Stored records
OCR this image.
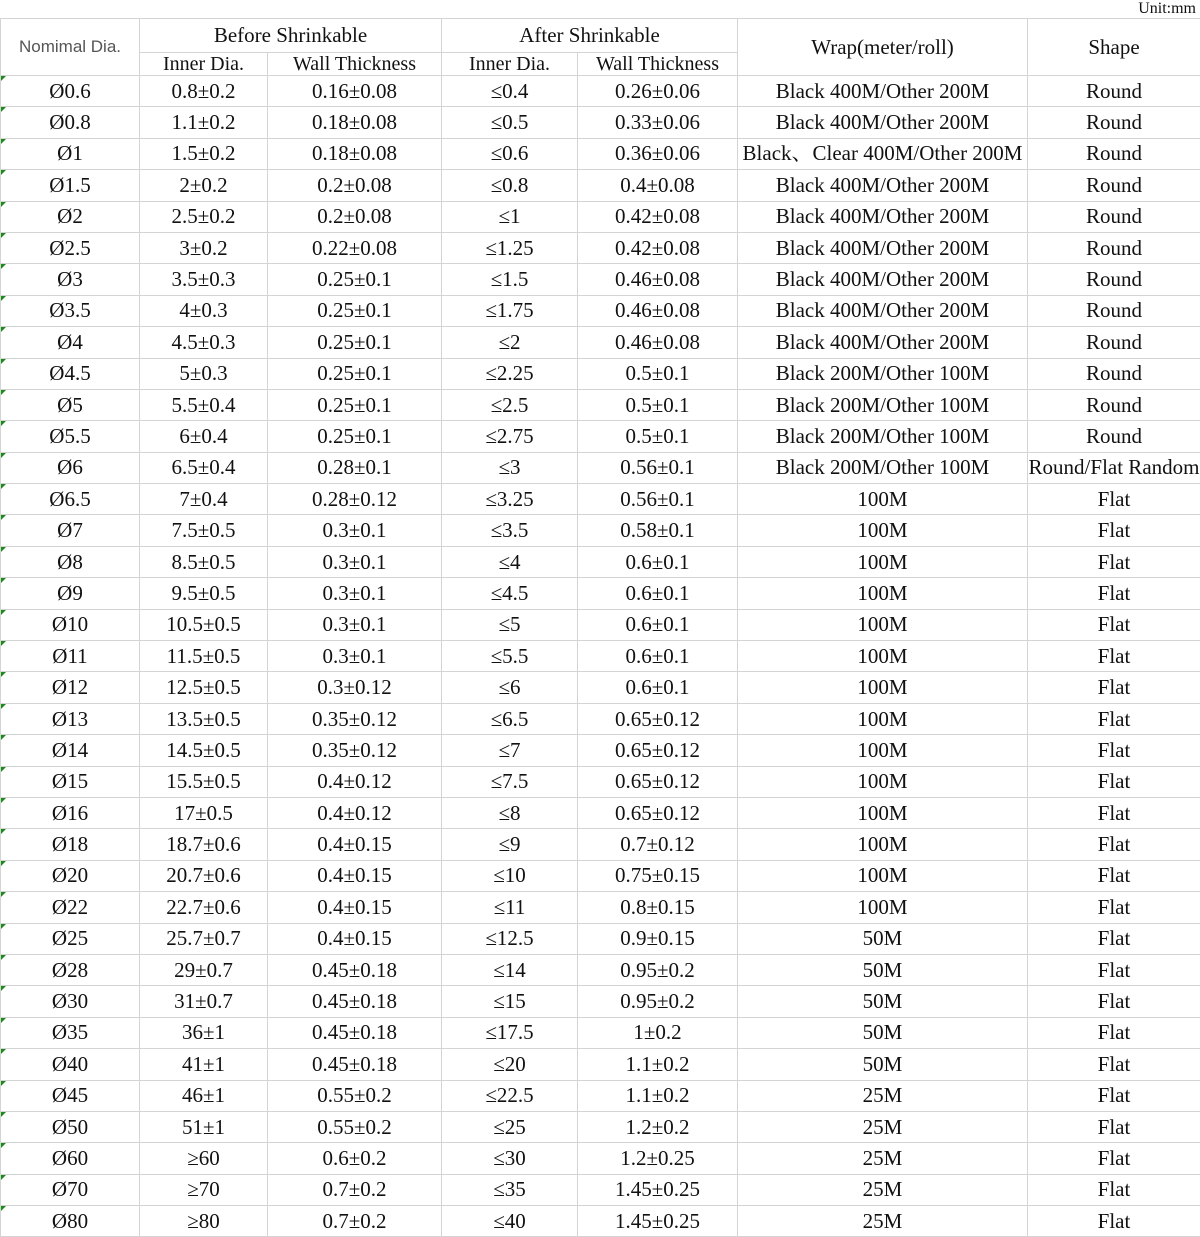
Unit:mm
Nomimal Dia.	Before Shrinkable		After Shrinkable		Wrap(meter/roll)	Shape
	Inner Dia.	Wall Thickness	Inner Dia.	Wall Thickness		

Ø0.6	0.8±0.2	0.16±0.08	≤0.4	0.26±0.06	Black 400M/Other 200M	Round

Ø0.8	1.1±0.2	0.18±0.08	≤0.5	0.33±0.06	Black 400M/Other 200M	Round

Ø1	1.5±0.2	0.18±0.08	≤0.6	0.36±0.06	Black、Clear 400M/Other 200M	Round

Ø1.5	2±0.2	0.2±0.08	≤0.8	0.4±0.08	Black 400M/Other 200M	Round

Ø2	2.5±0.2	0.2±0.08	≤1	0.42±0.08	Black 400M/Other 200M	Round

Ø2.5	3±0.2	0.22±0.08	≤1.25	0.42±0.08	Black 400M/Other 200M	Round

Ø3	3.5±0.3	0.25±0.1	≤1.5	0.46±0.08	Black 400M/Other 200M	Round

Ø3.5	4±0.3	0.25±0.1	≤1.75	0.46±0.08	Black 400M/Other 200M	Round

Ø4	4.5±0.3	0.25±0.1	≤2	0.46±0.08	Black 400M/Other 200M	Round

Ø4.5	5±0.3	0.25±0.1	≤2.25	0.5±0.1	Black 200M/Other 100M	Round

Ø5	5.5±0.4	0.25±0.1	≤2.5	0.5±0.1	Black 200M/Other 100M	Round

Ø5.5	6±0.4	0.25±0.1	≤2.75	0.5±0.1	Black 200M/Other 100M	Round

Ø6	6.5±0.4	0.28±0.1	≤3	0.56±0.1	Black 200M/Other 100M	Round/Flat Random

Ø6.5	7±0.4	0.28±0.12	≤3.25	0.56±0.1	100M	Flat

Ø7	7.5±0.5	0.3±0.1	≤3.5	0.58±0.1	100M	Flat

Ø8	8.5±0.5	0.3±0.1	≤4	0.6±0.1	100M	Flat

Ø9	9.5±0.5	0.3±0.1	≤4.5	0.6±0.1	100M	Flat

Ø10	10.5±0.5	0.3±0.1	≤5	0.6±0.1	100M	Flat

Ø11	11.5±0.5	0.3±0.1	≤5.5	0.6±0.1	100M	Flat

Ø12	12.5±0.5	0.3±0.12	≤6	0.6±0.1	100M	Flat

Ø13	13.5±0.5	0.35±0.12	≤6.5	0.65±0.12	100M	Flat

Ø14	14.5±0.5	0.35±0.12	≤7	0.65±0.12	100M	Flat

Ø15	15.5±0.5	0.4±0.12	≤7.5	0.65±0.12	100M	Flat

Ø16	17±0.5	0.4±0.12	≤8	0.65±0.12	100M	Flat

Ø18	18.7±0.6	0.4±0.15	≤9	0.7±0.12	100M	Flat

Ø20	20.7±0.6	0.4±0.15	≤10	0.75±0.15	100M	Flat

Ø22	22.7±0.6	0.4±0.15	≤11	0.8±0.15	100M	Flat

Ø25	25.7±0.7	0.4±0.15	≤12.5	0.9±0.15	50M	Flat

Ø28	29±0.7	0.45±0.18	≤14	0.95±0.2	50M	Flat

Ø30	31±0.7	0.45±0.18	≤15	0.95±0.2	50M	Flat

Ø35	36±1	0.45±0.18	≤17.5	1±0.2	50M	Flat

Ø40	41±1	0.45±0.18	≤20	1.1±0.2	50M	Flat

Ø45	46±1	0.55±0.2	≤22.5	1.1±0.2	25M	Flat

Ø50	51±1	0.55±0.2	≤25	1.2±0.2	25M	Flat

Ø60	≥60	0.6±0.2	≤30	1.2±0.25	25M	Flat

Ø70	≥70	0.7±0.2	≤35	1.45±0.25	25M	Flat

Ø80	≥80	0.7±0.2	≤40	1.45±0.25	25M	Flat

■ **GOAL**:
Make an exact copy of the whole listing, but don't bring over any pictures.

■ **RESPONSE**:
OCR this image.
Unit:mm
Nomimal Dia.	Before Shrinkable		After Shrinkable		Wrap(meter/roll)	Shape
	Inner Dia.	Wall Thickness	Inner Dia.	Wall Thickness		

Ø0.6	0.8±0.2	0.16±0.08	≤0.4	0.26±0.06	Black 400M/Other 200M	Round

Ø0.8	1.1±0.2	0.18±0.08	≤0.5	0.33±0.06	Black 400M/Other 200M	Round

Ø1	1.5±0.2	0.18±0.08	≤0.6	0.36±0.06	Black、Clear 400M/Other 200M	Round

Ø1.5	2±0.2	0.2±0.08	≤0.8	0.4±0.08	Black 400M/Other 200M	Round

Ø2	2.5±0.2	0.2±0.08	≤1	0.42±0.08	Black 400M/Other 200M	Round

Ø2.5	3±0.2	0.22±0.08	≤1.25	0.42±0.08	Black 400M/Other 200M	Round

Ø3	3.5±0.3	0.25±0.1	≤1.5	0.46±0.08	Black 400M/Other 200M	Round

Ø3.5	4±0.3	0.25±0.1	≤1.75	0.46±0.08	Black 400M/Other 200M	Round

Ø4	4.5±0.3	0.25±0.1	≤2	0.46±0.08	Black 400M/Other 200M	Round

Ø4.5	5±0.3	0.25±0.1	≤2.25	0.5±0.1	Black 200M/Other 100M	Round

Ø5	5.5±0.4	0.25±0.1	≤2.5	0.5±0.1	Black 200M/Other 100M	Round

Ø5.5	6±0.4	0.25±0.1	≤2.75	0.5±0.1	Black 200M/Other 100M	Round

Ø6	6.5±0.4	0.28±0.1	≤3	0.56±0.1	Black 200M/Other 100M	Round/Flat Random

Ø6.5	7±0.4	0.28±0.12	≤3.25	0.56±0.1	100M	Flat

Ø7	7.5±0.5	0.3±0.1	≤3.5	0.58±0.1	100M	Flat

Ø8	8.5±0.5	0.3±0.1	≤4	0.6±0.1	100M	Flat

Ø9	9.5±0.5	0.3±0.1	≤4.5	0.6±0.1	100M	Flat

Ø10	10.5±0.5	0.3±0.1	≤5	0.6±0.1	100M	Flat

Ø11	11.5±0.5	0.3±0.1	≤5.5	0.6±0.1	100M	Flat

Ø12	12.5±0.5	0.3±0.12	≤6	0.6±0.1	100M	Flat

Ø13	13.5±0.5	0.35±0.12	≤6.5	0.65±0.12	100M	Flat

Ø14	14.5±0.5	0.35±0.12	≤7	0.65±0.12	100M	Flat

Ø15	15.5±0.5	0.4±0.12	≤7.5	0.65±0.12	100M	Flat

Ø16	17±0.5	0.4±0.12	≤8	0.65±0.12	100M	Flat

Ø18	18.7±0.6	0.4±0.15	≤9	0.7±0.12	100M	Flat

Ø20	20.7±0.6	0.4±0.15	≤10	0.75±0.15	100M	Flat

Ø22	22.7±0.6	0.4±0.15	≤11	0.8±0.15	100M	Flat

Ø25	25.7±0.7	0.4±0.15	≤12.5	0.9±0.15	50M	Flat

Ø28	29±0.7	0.45±0.18	≤14	0.95±0.2	50M	Flat

Ø30	31±0.7	0.45±0.18	≤15	0.95±0.2	50M	Flat

Ø35	36±1	0.45±0.18	≤17.5	1±0.2	50M	Flat

Ø40	41±1	0.45±0.18	≤20	1.1±0.2	50M	Flat

Ø45	46±1	0.55±0.2	≤22.5	1.1±0.2	25M	Flat

Ø50	51±1	0.55±0.2	≤25	1.2±0.2	25M	Flat

Ø60	≥60	0.6±0.2	≤30	1.2±0.25	25M	Flat

Ø70	≥70	0.7±0.2	≤35	1.45±0.25	25M	Flat

Ø80	≥80	0.7±0.2	≤40	1.45±0.25	25M	Flat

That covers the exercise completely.